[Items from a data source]

<<<<

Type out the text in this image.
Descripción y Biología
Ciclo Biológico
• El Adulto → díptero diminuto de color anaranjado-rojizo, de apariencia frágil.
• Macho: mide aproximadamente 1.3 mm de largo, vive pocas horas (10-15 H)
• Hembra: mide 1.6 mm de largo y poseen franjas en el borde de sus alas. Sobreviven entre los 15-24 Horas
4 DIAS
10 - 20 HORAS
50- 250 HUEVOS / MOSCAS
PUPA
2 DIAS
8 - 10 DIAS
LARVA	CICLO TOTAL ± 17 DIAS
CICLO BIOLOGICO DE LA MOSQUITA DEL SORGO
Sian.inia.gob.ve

>>>>

Write every entry out again exactly.

■ **RESULT FOR THIS TASK**
Type out the text in this image.
Descripción y Biología
Ciclo Biológico
• El Adulto → díptero diminuto de color anaranjado-rojizo, de apariencia frágil.
• Macho: mide aproximadamente 1.3 mm de largo, vive pocas horas (10-15 H)
• Hembra: mide 1.6 mm de largo y poseen franjas en el borde de sus alas. Sobreviven entre los 15-24 Horas
4 DIAS
10 - 20 HORAS
50- 250 HUEVOS / MOSCAS
PUPA
2 DIAS
8 - 10 DIAS
LARVA	CICLO TOTAL ± 17 DIAS
CICLO BIOLOGICO DE LA MOSQUITA DEL SORGO
Sian.inia.gob.ve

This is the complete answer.